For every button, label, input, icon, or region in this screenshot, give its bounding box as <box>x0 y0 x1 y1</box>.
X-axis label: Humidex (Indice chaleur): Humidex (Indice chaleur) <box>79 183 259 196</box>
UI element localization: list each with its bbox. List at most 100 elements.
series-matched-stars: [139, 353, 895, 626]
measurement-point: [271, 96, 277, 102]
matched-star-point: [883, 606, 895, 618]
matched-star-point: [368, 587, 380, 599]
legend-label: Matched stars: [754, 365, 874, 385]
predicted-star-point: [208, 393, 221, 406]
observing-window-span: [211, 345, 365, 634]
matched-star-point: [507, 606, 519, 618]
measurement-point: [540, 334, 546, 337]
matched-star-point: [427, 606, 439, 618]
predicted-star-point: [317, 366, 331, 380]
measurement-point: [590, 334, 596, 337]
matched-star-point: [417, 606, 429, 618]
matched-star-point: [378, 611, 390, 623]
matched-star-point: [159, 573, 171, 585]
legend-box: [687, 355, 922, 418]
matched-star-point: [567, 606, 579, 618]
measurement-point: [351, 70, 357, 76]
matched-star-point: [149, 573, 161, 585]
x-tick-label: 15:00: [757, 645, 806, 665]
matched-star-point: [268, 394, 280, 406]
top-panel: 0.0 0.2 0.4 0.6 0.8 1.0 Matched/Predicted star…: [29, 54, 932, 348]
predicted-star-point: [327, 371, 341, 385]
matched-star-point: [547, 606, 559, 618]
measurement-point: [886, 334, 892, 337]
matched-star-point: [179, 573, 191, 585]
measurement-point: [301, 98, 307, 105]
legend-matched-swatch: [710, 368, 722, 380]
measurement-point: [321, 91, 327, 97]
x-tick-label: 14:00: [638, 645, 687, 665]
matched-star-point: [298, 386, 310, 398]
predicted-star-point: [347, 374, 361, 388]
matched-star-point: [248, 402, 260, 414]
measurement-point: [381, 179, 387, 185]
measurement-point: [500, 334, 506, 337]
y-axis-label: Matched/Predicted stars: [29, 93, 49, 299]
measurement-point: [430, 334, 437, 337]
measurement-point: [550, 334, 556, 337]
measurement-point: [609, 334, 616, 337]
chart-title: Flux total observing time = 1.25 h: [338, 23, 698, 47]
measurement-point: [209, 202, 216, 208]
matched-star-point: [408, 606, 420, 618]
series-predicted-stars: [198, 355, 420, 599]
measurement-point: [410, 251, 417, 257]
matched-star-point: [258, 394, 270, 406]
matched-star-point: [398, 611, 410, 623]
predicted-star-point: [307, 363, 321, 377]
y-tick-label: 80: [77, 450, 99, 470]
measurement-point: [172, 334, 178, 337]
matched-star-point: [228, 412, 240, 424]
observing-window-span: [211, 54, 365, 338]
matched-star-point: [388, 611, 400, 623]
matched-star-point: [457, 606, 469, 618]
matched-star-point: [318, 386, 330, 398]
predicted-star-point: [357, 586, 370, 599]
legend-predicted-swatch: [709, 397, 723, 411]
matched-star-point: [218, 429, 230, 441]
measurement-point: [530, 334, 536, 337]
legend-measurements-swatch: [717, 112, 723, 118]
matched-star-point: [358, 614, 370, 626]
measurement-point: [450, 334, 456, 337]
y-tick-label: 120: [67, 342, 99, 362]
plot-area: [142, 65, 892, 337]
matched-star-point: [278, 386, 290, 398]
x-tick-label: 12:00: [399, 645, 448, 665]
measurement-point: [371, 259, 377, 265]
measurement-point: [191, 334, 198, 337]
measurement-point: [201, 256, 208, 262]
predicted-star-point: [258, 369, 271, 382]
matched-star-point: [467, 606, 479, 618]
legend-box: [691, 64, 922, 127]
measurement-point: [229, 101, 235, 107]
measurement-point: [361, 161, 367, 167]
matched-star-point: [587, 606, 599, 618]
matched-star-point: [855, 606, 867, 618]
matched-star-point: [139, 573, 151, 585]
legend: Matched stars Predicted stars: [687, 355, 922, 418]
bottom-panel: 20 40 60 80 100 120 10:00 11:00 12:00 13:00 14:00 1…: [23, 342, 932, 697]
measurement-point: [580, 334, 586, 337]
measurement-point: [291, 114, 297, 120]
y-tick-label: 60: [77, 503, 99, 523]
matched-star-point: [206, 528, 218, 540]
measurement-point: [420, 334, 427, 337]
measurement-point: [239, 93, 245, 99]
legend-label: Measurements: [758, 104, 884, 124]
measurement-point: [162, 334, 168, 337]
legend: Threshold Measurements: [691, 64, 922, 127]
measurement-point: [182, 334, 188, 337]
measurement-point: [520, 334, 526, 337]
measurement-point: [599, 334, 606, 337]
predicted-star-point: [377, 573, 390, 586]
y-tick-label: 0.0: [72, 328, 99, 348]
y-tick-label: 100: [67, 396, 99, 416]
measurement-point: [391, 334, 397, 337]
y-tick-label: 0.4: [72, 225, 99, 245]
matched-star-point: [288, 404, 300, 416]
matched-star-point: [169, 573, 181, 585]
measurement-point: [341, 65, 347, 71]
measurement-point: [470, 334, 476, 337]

------------------------------------------------------------

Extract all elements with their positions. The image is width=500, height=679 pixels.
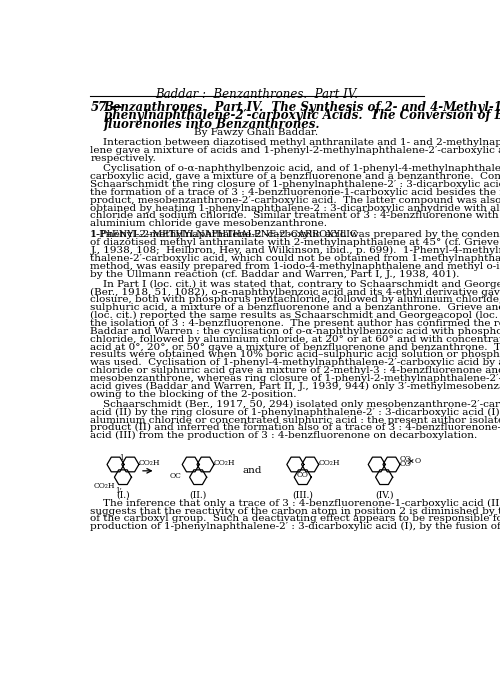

------------------------------------------------------------

TASK BRIEF – Copy out everything from the line containing "UI element localization: list" down to the line containing "matched-star-point: [368, 587, 380, 599]", both of those lines included, and nothing else.

EXERCISE ANSWER –
UI element localization: list each with its bbox. List at most 100 elements.
series-matched-stars: [139, 353, 895, 626]
measurement-point: [271, 96, 277, 102]
matched-star-point: [883, 606, 895, 618]
matched-star-point: [368, 587, 380, 599]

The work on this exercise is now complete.